§ EXTRACTED ENTRIES

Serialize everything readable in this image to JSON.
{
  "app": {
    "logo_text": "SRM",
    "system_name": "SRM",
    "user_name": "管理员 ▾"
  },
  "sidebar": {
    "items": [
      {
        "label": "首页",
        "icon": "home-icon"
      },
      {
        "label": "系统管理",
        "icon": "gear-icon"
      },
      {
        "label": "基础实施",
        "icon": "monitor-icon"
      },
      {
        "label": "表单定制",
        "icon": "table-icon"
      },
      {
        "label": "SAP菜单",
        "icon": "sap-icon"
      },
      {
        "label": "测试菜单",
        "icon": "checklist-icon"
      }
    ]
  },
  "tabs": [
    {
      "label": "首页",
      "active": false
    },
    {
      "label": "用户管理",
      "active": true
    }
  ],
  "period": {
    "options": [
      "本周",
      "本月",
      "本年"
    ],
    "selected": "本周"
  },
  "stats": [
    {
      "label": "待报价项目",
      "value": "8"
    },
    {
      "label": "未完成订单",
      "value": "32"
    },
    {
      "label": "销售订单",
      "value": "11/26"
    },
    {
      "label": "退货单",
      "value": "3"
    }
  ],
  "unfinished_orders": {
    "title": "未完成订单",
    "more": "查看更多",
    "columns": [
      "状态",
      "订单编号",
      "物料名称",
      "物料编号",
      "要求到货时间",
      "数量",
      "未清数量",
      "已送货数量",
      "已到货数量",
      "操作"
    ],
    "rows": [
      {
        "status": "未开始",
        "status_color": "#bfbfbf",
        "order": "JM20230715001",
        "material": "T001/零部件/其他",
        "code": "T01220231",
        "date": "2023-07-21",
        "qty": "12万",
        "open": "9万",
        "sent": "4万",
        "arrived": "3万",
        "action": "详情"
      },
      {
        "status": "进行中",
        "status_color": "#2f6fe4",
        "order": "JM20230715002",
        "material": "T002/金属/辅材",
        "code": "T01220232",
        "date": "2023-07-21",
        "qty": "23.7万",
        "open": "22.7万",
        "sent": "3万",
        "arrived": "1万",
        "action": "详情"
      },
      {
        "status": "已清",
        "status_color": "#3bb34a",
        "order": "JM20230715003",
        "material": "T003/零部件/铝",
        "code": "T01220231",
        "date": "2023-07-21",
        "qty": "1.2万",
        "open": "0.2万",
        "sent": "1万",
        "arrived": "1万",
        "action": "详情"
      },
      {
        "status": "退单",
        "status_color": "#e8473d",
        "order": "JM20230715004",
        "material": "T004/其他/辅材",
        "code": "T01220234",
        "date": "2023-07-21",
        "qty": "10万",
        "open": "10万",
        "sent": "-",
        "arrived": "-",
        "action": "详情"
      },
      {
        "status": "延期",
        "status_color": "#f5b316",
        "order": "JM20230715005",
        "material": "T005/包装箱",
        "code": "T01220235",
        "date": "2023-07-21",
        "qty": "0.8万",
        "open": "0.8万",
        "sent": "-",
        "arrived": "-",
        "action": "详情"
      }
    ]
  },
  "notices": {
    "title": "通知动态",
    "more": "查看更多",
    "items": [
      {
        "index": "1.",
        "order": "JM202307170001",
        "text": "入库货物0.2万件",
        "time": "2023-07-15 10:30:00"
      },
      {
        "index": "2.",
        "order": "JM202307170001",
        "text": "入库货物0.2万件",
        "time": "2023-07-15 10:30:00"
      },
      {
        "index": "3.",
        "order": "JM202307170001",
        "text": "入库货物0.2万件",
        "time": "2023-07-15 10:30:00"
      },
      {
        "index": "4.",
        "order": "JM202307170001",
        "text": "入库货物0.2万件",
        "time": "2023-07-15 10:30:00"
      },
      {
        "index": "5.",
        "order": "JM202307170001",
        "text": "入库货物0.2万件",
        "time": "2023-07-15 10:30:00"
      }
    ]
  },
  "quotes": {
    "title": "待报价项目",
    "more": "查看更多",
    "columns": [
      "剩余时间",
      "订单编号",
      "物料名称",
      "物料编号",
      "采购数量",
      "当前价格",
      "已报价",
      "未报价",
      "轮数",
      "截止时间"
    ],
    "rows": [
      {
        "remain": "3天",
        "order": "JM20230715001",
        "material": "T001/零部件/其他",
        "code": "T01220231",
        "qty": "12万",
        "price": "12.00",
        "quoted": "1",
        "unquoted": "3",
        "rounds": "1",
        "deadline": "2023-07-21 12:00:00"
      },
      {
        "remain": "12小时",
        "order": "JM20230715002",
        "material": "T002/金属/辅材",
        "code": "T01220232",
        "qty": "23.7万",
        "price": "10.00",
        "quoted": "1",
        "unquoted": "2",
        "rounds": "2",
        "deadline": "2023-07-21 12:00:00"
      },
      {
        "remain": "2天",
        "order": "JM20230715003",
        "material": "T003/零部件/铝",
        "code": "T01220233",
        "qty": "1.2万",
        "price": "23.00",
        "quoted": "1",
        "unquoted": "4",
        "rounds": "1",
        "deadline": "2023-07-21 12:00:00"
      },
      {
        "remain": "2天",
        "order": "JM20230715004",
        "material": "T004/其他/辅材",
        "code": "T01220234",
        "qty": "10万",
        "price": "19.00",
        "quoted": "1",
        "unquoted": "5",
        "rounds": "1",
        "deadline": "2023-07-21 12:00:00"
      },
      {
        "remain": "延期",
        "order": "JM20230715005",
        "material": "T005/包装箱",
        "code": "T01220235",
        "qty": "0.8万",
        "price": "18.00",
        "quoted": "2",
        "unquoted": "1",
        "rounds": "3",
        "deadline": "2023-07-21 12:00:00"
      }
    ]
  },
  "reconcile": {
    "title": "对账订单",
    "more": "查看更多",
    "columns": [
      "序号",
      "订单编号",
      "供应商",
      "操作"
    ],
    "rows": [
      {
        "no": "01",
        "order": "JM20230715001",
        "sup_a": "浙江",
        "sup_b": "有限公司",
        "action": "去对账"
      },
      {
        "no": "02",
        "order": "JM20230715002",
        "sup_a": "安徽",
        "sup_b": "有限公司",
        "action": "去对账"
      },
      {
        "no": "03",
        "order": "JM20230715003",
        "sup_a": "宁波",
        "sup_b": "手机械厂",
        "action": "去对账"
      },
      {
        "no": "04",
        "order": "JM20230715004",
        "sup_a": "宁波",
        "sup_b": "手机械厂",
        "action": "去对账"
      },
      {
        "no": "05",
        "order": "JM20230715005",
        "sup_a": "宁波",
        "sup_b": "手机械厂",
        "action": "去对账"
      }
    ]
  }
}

§ JOB
Report the number of lines holding the string "index", without any other words.

§ RESULT
5